**PROMPT**. Write out the whole listing again, exactly as given.

(Saved entries)
________

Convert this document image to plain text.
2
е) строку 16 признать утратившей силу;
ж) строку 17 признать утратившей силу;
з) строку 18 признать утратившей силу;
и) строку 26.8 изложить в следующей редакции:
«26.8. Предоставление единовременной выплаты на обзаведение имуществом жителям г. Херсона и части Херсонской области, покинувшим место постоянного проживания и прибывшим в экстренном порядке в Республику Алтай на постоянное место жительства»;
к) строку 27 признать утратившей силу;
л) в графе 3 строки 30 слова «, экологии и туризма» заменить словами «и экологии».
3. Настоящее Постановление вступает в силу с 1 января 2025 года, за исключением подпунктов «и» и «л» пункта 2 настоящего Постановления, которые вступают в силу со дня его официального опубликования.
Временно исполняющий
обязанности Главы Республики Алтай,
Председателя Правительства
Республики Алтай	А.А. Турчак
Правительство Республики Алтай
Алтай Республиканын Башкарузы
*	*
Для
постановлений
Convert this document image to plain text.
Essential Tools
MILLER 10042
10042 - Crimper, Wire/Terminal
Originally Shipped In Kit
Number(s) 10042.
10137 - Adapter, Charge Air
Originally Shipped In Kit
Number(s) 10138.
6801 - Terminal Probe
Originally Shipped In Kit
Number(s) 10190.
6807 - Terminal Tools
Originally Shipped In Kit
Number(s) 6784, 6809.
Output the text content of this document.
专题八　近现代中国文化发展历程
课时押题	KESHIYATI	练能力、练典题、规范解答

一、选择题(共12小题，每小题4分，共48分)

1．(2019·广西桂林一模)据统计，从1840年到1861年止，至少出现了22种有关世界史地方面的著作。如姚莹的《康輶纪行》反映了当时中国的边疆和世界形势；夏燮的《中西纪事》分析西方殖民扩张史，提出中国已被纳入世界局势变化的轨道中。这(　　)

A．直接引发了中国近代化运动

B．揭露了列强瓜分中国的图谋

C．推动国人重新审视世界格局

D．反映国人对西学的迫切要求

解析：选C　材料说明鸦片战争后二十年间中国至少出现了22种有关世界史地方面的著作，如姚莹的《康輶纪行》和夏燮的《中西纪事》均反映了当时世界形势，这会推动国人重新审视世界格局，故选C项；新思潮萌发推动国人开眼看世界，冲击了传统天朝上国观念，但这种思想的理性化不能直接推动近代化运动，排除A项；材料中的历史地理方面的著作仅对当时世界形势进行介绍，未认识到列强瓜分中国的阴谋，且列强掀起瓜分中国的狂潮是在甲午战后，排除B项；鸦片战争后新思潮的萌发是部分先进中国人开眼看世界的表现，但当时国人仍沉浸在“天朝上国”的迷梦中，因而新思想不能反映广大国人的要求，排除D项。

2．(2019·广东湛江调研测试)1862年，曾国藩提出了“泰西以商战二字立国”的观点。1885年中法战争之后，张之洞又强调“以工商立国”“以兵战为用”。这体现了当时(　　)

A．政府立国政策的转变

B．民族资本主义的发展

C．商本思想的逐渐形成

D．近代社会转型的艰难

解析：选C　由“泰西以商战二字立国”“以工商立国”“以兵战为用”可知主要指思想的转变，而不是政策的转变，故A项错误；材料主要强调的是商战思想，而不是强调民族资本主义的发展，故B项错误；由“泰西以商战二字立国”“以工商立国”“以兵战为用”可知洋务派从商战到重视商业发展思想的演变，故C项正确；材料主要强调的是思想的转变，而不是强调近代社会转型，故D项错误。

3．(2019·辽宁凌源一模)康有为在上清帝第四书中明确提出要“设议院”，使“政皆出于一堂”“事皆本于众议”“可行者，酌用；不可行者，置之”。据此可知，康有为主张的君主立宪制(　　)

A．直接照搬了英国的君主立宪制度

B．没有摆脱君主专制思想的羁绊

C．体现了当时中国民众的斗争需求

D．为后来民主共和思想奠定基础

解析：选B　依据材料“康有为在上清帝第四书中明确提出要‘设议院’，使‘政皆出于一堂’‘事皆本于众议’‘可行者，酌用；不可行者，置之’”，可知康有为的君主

________

**OUTPUT FOR THIS TASK**.
Convert this document image to plain text.
2
е) строку 16 признать утратившей силу;
ж) строку 17 признать утратившей силу;
з) строку 18 признать утратившей силу;
и) строку 26.8 изложить в следующей редакции:
«26.8. Предоставление единовременной выплаты на обзаведение имуществом жителям г. Херсона и части Херсонской области, покинувшим место постоянного проживания и прибывшим в экстренном порядке в Республику Алтай на постоянное место жительства»;
к) строку 27 признать утратившей силу;
л) в графе 3 строки 30 слова «, экологии и туризма» заменить словами «и экологии».
3. Настоящее Постановление вступает в силу с 1 января 2025 года, за исключением подпунктов «и» и «л» пункта 2 настоящего Постановления, которые вступают в силу со дня его официального опубликования.
Временно исполняющий
обязанности Главы Республики Алтай,
Председателя Правительства
Республики Алтай	А.А. Турчак
Правительство Республики Алтай
Алтай Республиканын Башкарузы
*	*
Для
постановлений
Convert this document image to plain text.
Essential Tools
MILLER 10042
10042 - Crimper, Wire/Terminal
Originally Shipped In Kit
Number(s) 10042.
10137 - Adapter, Charge Air
Originally Shipped In Kit
Number(s) 10138.
6801 - Terminal Probe
Originally Shipped In Kit
Number(s) 10190.
6807 - Terminal Tools
Originally Shipped In Kit
Number(s) 6784, 6809.
Output the text content of this document.
专题八　近现代中国文化发展历程
课时押题	KESHIYATI	练能力、练典题、规范解答

一、选择题(共12小题，每小题4分，共48分)

1．(2019·广西桂林一模)据统计，从1840年到1861年止，至少出现了22种有关世界史地方面的著作。如姚莹的《康輶纪行》反映了当时中国的边疆和世界形势；夏燮的《中西纪事》分析西方殖民扩张史，提出中国已被纳入世界局势变化的轨道中。这(　　)

A．直接引发了中国近代化运动

B．揭露了列强瓜分中国的图谋

C．推动国人重新审视世界格局

D．反映国人对西学的迫切要求

解析：选C　材料说明鸦片战争后二十年间中国至少出现了22种有关世界史地方面的著作，如姚莹的《康輶纪行》和夏燮的《中西纪事》均反映了当时世界形势，这会推动国人重新审视世界格局，故选C项；新思潮萌发推动国人开眼看世界，冲击了传统天朝上国观念，但这种思想的理性化不能直接推动近代化运动，排除A项；材料中的历史地理方面的著作仅对当时世界形势进行介绍，未认识到列强瓜分中国的阴谋，且列强掀起瓜分中国的狂潮是在甲午战后，排除B项；鸦片战争后新思潮的萌发是部分先进中国人开眼看世界的表现，但当时国人仍沉浸在“天朝上国”的迷梦中，因而新思想不能反映广大国人的要求，排除D项。

2．(2019·广东湛江调研测试)1862年，曾国藩提出了“泰西以商战二字立国”的观点。1885年中法战争之后，张之洞又强调“以工商立国”“以兵战为用”。这体现了当时(　　)

A．政府立国政策的转变

B．民族资本主义的发展

C．商本思想的逐渐形成

D．近代社会转型的艰难

解析：选C　由“泰西以商战二字立国”“以工商立国”“以兵战为用”可知主要指思想的转变，而不是政策的转变，故A项错误；材料主要强调的是商战思想，而不是强调民族资本主义的发展，故B项错误；由“泰西以商战二字立国”“以工商立国”“以兵战为用”可知洋务派从商战到重视商业发展思想的演变，故C项正确；材料主要强调的是思想的转变，而不是强调近代社会转型，故D项错误。

3．(2019·辽宁凌源一模)康有为在上清帝第四书中明确提出要“设议院”，使“政皆出于一堂”“事皆本于众议”“可行者，酌用；不可行者，置之”。据此可知，康有为主张的君主立宪制(　　)

A．直接照搬了英国的君主立宪制度

B．没有摆脱君主专制思想的羁绊

C．体现了当时中国民众的斗争需求

D．为后来民主共和思想奠定基础

解析：选B　依据材料“康有为在上清帝第四书中明确提出要‘设议院’，使‘政皆出于一堂’‘事皆本于众议’‘可行者，酌用；不可行者，置之’”，可知康有为的君主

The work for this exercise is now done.